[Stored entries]
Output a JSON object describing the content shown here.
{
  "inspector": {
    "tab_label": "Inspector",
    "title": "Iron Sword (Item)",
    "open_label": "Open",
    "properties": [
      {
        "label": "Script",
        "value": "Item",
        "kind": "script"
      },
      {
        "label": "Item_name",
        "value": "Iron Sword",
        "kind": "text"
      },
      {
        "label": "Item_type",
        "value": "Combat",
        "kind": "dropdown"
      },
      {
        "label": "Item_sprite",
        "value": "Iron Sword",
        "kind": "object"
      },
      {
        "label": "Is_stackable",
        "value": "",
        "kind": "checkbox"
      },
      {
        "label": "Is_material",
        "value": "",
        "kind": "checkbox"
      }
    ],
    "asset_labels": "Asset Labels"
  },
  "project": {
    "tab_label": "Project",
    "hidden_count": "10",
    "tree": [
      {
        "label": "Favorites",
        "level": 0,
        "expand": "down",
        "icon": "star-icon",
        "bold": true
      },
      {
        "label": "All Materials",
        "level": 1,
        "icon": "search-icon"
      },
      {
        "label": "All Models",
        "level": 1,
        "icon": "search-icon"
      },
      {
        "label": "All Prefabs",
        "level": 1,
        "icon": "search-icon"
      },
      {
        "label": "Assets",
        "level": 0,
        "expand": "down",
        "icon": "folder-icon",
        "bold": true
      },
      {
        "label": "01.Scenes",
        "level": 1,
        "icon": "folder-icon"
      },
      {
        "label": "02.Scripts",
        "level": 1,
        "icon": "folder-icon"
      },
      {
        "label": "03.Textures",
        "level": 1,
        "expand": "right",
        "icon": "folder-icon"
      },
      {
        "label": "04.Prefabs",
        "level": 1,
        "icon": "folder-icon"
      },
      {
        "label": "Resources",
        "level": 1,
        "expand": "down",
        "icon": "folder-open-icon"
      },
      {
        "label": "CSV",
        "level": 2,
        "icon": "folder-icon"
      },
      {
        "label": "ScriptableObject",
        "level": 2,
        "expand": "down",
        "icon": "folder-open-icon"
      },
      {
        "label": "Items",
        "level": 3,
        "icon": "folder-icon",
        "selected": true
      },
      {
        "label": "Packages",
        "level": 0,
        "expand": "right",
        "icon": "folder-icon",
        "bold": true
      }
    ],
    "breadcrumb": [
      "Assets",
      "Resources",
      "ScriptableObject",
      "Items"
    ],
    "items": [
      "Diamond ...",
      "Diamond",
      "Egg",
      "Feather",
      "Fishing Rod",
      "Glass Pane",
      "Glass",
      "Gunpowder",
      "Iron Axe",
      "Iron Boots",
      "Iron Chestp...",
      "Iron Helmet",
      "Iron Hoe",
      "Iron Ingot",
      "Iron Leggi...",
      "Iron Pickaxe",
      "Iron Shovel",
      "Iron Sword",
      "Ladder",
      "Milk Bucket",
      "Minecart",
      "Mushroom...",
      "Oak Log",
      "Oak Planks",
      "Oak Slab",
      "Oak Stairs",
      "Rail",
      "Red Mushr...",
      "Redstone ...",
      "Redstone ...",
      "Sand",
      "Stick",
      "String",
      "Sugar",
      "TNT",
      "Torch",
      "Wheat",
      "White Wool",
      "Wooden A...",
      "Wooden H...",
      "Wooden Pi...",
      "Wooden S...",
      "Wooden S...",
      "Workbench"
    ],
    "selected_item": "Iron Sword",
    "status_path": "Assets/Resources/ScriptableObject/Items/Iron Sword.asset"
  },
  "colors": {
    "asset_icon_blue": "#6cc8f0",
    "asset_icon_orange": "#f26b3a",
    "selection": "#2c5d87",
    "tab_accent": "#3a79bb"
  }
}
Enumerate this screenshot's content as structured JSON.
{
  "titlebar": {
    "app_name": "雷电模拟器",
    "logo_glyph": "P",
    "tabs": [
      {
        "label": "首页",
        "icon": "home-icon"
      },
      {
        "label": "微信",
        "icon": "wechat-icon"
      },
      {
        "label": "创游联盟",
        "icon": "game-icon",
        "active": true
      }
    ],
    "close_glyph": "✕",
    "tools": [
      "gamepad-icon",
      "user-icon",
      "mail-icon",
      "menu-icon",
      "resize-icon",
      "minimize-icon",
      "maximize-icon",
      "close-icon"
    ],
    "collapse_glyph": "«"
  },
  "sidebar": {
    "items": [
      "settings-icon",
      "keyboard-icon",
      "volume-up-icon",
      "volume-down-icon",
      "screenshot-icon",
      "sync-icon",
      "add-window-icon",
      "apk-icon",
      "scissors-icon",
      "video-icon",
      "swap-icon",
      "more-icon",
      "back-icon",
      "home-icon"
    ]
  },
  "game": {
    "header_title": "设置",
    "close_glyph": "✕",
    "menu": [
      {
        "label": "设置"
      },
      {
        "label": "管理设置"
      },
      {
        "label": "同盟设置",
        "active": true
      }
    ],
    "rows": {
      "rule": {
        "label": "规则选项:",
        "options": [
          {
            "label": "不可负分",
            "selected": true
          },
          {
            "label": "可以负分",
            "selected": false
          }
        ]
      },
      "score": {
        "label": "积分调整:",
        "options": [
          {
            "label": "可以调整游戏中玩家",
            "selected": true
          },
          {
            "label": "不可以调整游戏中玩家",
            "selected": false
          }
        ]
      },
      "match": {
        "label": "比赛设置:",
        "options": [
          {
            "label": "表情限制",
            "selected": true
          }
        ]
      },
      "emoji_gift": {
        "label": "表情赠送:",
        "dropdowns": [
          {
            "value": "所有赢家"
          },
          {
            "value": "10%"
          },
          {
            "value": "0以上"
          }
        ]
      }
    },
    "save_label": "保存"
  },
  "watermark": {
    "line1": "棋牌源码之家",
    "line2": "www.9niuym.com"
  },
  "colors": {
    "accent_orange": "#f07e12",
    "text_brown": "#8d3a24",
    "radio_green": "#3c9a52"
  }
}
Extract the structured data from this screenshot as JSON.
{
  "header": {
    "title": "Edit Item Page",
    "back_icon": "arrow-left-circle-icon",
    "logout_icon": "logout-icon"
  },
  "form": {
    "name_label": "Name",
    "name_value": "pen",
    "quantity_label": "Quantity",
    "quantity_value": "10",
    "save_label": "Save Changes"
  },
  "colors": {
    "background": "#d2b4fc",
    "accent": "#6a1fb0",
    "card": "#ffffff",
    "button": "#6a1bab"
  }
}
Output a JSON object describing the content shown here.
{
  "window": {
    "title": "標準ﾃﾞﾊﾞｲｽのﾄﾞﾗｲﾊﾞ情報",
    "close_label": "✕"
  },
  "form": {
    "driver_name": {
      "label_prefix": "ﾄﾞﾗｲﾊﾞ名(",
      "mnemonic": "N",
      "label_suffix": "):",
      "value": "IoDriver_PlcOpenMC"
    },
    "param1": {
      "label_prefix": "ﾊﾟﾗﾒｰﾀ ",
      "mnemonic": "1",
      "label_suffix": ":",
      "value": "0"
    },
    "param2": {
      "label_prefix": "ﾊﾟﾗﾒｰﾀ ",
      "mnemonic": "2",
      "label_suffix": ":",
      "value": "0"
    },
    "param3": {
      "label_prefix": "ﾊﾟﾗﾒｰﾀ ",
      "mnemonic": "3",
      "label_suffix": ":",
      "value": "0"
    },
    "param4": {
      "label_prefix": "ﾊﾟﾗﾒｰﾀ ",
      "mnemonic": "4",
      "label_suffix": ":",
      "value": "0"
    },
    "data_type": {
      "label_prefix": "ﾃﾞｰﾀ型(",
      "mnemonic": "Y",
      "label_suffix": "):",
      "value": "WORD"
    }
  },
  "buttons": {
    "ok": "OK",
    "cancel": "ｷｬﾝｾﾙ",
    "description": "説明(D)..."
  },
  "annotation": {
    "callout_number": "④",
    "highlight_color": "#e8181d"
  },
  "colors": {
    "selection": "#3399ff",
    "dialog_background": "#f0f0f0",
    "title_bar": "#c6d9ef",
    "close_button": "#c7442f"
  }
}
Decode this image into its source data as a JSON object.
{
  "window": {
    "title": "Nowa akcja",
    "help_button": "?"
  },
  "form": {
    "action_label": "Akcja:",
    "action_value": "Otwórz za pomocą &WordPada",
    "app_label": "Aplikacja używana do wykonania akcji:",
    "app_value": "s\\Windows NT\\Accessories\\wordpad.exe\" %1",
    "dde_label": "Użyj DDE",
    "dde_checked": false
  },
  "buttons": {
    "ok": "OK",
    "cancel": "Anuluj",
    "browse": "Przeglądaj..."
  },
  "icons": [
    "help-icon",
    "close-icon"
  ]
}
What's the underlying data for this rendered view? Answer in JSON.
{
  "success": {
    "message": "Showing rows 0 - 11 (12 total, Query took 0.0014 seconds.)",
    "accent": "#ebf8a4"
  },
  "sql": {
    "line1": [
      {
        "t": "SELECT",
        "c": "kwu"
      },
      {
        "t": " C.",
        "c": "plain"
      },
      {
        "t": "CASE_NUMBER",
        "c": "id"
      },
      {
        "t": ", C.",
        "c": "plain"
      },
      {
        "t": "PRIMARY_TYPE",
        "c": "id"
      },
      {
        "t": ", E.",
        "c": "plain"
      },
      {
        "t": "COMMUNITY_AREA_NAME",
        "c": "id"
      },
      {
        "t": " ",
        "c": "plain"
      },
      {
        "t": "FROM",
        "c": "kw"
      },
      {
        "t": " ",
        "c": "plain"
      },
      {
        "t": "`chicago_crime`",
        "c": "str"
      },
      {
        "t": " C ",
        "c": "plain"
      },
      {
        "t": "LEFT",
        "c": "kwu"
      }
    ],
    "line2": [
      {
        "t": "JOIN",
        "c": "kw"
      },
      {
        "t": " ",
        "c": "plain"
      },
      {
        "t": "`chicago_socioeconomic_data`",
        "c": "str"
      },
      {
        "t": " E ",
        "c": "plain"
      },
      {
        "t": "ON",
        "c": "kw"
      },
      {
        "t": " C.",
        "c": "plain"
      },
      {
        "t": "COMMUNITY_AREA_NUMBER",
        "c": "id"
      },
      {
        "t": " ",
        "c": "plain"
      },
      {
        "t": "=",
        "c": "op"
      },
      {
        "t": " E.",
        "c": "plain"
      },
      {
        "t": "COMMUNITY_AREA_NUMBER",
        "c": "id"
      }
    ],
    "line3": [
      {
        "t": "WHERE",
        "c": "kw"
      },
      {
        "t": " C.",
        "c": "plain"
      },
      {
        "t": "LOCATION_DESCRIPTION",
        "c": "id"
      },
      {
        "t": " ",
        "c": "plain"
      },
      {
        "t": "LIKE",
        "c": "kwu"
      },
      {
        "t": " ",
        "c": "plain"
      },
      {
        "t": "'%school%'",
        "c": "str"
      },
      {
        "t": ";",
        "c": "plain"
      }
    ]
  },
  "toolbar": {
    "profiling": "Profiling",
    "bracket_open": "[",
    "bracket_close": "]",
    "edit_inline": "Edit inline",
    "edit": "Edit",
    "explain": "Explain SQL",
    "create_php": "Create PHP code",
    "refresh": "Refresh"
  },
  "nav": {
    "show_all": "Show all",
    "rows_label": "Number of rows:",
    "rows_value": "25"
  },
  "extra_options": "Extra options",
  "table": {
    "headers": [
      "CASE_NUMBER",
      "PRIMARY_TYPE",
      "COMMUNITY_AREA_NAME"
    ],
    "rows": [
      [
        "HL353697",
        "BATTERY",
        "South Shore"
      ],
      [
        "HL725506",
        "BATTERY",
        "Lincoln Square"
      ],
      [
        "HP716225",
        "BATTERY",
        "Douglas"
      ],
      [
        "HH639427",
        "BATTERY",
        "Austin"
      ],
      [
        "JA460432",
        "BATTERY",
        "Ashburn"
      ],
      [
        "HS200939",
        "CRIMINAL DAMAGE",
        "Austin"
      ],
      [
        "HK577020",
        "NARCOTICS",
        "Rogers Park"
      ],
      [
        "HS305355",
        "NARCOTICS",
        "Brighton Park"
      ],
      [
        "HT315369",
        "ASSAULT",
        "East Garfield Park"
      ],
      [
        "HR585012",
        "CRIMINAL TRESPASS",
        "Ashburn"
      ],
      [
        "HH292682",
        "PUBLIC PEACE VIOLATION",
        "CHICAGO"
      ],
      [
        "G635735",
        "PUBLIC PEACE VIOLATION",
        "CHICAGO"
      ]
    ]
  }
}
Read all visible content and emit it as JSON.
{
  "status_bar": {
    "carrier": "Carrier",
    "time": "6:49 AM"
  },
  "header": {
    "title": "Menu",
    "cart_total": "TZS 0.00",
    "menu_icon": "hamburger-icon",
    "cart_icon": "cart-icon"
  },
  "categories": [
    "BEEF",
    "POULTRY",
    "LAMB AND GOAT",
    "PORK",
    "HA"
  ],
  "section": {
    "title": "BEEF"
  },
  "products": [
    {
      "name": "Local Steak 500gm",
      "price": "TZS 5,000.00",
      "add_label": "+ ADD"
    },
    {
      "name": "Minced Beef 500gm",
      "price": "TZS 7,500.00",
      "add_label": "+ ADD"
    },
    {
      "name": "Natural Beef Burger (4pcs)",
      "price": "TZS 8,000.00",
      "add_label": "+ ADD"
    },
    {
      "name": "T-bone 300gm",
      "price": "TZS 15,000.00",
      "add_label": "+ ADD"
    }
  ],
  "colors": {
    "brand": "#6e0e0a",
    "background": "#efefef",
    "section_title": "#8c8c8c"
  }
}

**PROBLEM STATEMENT:** Your task is to write out the lines from the one with "Read all visible content and emit it as JSON." through the end of the records, exactly and with nothing added.

**TASK OUTPUT:**
Read all visible content and emit it as JSON.
{
  "status_bar": {
    "carrier": "Carrier",
    "time": "6:49 AM"
  },
  "header": {
    "title": "Menu",
    "cart_total": "TZS 0.00",
    "menu_icon": "hamburger-icon",
    "cart_icon": "cart-icon"
  },
  "categories": [
    "BEEF",
    "POULTRY",
    "LAMB AND GOAT",
    "PORK",
    "HA"
  ],
  "section": {
    "title": "BEEF"
  },
  "products": [
    {
      "name": "Local Steak 500gm",
      "price": "TZS 5,000.00",
      "add_label": "+ ADD"
    },
    {
      "name": "Minced Beef 500gm",
      "price": "TZS 7,500.00",
      "add_label": "+ ADD"
    },
    {
      "name": "Natural Beef Burger (4pcs)",
      "price": "TZS 8,000.00",
      "add_label": "+ ADD"
    },
    {
      "name": "T-bone 300gm",
      "price": "TZS 15,000.00",
      "add_label": "+ ADD"
    }
  ],
  "colors": {
    "brand": "#6e0e0a",
    "background": "#efefef",
    "section_title": "#8c8c8c"
  }
}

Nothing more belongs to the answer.